## AIM
Reproduce every record below exactly as written, but leave out any pictures.

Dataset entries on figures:
---*---

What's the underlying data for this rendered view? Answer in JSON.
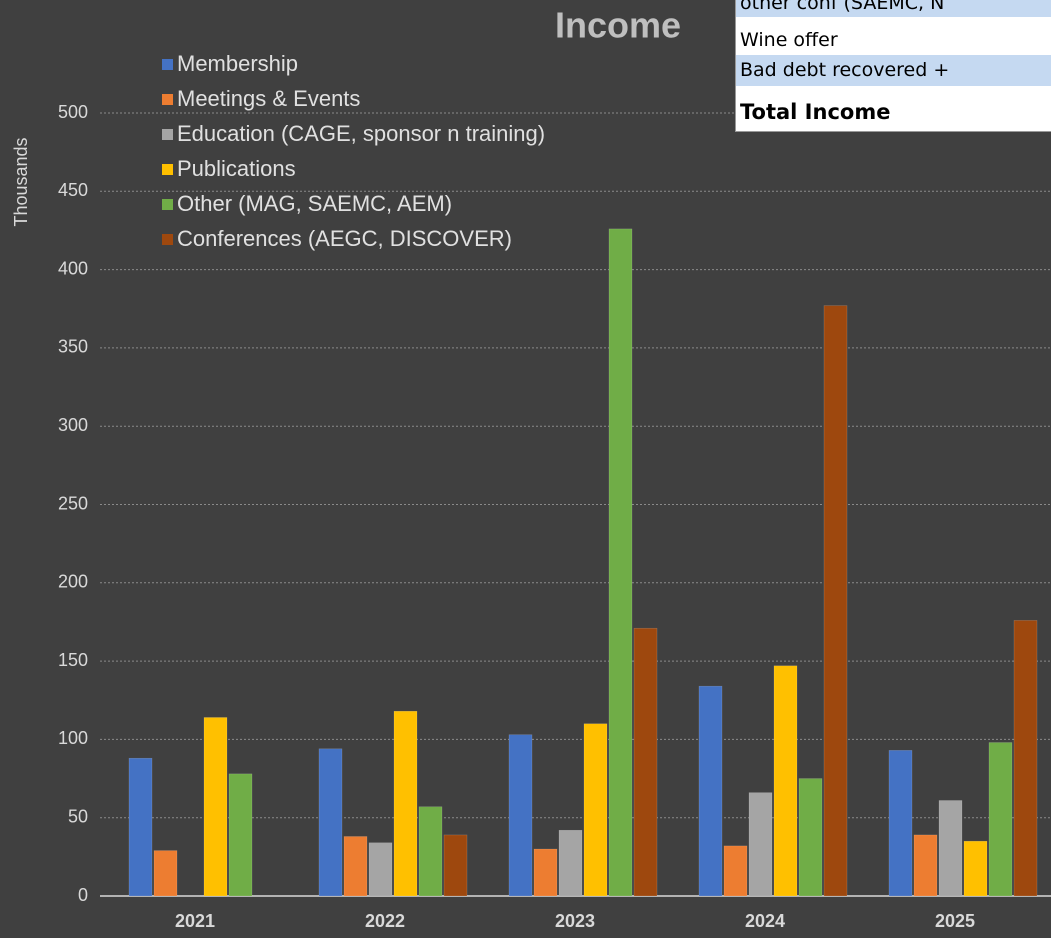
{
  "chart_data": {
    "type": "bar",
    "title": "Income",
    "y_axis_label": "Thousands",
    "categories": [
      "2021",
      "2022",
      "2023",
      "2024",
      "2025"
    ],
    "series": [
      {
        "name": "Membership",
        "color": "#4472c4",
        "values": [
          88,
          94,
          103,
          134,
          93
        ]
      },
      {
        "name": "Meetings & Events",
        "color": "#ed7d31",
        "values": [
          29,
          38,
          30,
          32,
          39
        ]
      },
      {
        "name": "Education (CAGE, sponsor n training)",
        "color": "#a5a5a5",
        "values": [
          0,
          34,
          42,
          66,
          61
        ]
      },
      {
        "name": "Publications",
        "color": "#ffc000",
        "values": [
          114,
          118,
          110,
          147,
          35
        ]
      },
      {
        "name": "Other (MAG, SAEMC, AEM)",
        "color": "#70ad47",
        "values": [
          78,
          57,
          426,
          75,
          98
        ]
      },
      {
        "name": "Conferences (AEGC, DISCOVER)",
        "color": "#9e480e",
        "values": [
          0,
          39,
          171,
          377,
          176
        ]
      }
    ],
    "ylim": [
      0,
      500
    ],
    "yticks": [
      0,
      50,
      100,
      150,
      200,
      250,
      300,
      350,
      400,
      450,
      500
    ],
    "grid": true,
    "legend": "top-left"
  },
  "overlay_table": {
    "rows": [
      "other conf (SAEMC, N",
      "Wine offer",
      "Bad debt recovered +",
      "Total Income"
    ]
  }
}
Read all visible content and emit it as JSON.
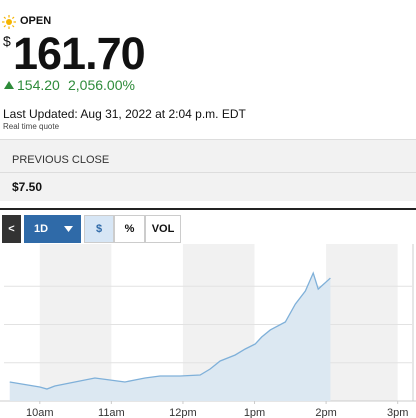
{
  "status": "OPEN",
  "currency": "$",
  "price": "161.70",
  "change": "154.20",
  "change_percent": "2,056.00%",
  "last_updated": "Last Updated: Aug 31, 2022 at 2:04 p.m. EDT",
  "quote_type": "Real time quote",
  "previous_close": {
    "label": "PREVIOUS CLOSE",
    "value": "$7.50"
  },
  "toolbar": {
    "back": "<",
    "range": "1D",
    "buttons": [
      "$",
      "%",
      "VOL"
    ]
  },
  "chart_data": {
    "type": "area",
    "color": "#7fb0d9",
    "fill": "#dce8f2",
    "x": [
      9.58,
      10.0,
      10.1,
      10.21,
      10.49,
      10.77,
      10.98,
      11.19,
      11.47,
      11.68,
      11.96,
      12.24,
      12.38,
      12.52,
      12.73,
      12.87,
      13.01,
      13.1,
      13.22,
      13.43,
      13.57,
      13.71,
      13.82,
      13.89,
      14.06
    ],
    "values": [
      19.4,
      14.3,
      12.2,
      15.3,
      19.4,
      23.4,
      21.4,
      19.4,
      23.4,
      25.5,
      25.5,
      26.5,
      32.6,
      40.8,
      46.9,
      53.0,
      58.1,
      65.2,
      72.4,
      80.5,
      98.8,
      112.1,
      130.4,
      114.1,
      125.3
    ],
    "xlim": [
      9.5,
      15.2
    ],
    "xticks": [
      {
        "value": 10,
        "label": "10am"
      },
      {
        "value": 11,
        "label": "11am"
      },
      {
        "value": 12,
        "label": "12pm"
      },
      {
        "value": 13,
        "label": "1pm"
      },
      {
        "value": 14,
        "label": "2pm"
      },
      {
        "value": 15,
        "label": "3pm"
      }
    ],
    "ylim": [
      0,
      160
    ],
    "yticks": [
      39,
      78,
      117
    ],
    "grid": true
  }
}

---*---

## ANSWER TO THE EXERCISE
What's the underlying data for this rendered view? Answer in JSON.
{
  "chart_data": {
    "type": "bar",
    "title": "Income",
    "y_axis_label": "Thousands",
    "categories": [
      "2021",
      "2022",
      "2023",
      "2024",
      "2025"
    ],
    "series": [
      {
        "name": "Membership",
        "color": "#4472c4",
        "values": [
          88,
          94,
          103,
          134,
          93
        ]
      },
      {
        "name": "Meetings & Events",
        "color": "#ed7d31",
        "values": [
          29,
          38,
          30,
          32,
          39
        ]
      },
      {
        "name": "Education (CAGE, sponsor n training)",
        "color": "#a5a5a5",
        "values": [
          0,
          34,
          42,
          66,
          61
        ]
      },
      {
        "name": "Publications",
        "color": "#ffc000",
        "values": [
          114,
          118,
          110,
          147,
          35
        ]
      },
      {
        "name": "Other (MAG, SAEMC, AEM)",
        "color": "#70ad47",
        "values": [
          78,
          57,
          426,
          75,
          98
        ]
      },
      {
        "name": "Conferences (AEGC, DISCOVER)",
        "color": "#9e480e",
        "values": [
          0,
          39,
          171,
          377,
          176
        ]
      }
    ],
    "ylim": [
      0,
      500
    ],
    "yticks": [
      0,
      50,
      100,
      150,
      200,
      250,
      300,
      350,
      400,
      450,
      500
    ],
    "grid": true,
    "legend": "top-left"
  },
  "overlay_table": {
    "rows": [
      "other conf (SAEMC, N",
      "Wine offer",
      "Bad debt recovered +",
      "Total Income"
    ]
  }
}
Read all visible content and emit it as JSON.
{
  "status": "OPEN",
  "currency": "$",
  "price": "161.70",
  "change": "154.20",
  "change_percent": "2,056.00%",
  "last_updated": "Last Updated: Aug 31, 2022 at 2:04 p.m. EDT",
  "quote_type": "Real time quote",
  "previous_close": {
    "label": "PREVIOUS CLOSE",
    "value": "$7.50"
  },
  "toolbar": {
    "back": "<",
    "range": "1D",
    "buttons": [
      "$",
      "%",
      "VOL"
    ]
  },
  "chart_data": {
    "type": "area",
    "color": "#7fb0d9",
    "fill": "#dce8f2",
    "x": [
      9.58,
      10.0,
      10.1,
      10.21,
      10.49,
      10.77,
      10.98,
      11.19,
      11.47,
      11.68,
      11.96,
      12.24,
      12.38,
      12.52,
      12.73,
      12.87,
      13.01,
      13.1,
      13.22,
      13.43,
      13.57,
      13.71,
      13.82,
      13.89,
      14.06
    ],
    "values": [
      19.4,
      14.3,
      12.2,
      15.3,
      19.4,
      23.4,
      21.4,
      19.4,
      23.4,
      25.5,
      25.5,
      26.5,
      32.6,
      40.8,
      46.9,
      53.0,
      58.1,
      65.2,
      72.4,
      80.5,
      98.8,
      112.1,
      130.4,
      114.1,
      125.3
    ],
    "xlim": [
      9.5,
      15.2
    ],
    "xticks": [
      {
        "value": 10,
        "label": "10am"
      },
      {
        "value": 11,
        "label": "11am"
      },
      {
        "value": 12,
        "label": "12pm"
      },
      {
        "value": 13,
        "label": "1pm"
      },
      {
        "value": 14,
        "label": "2pm"
      },
      {
        "value": 15,
        "label": "3pm"
      }
    ],
    "ylim": [
      0,
      160
    ],
    "yticks": [
      39,
      78,
      117
    ],
    "grid": true
  }
}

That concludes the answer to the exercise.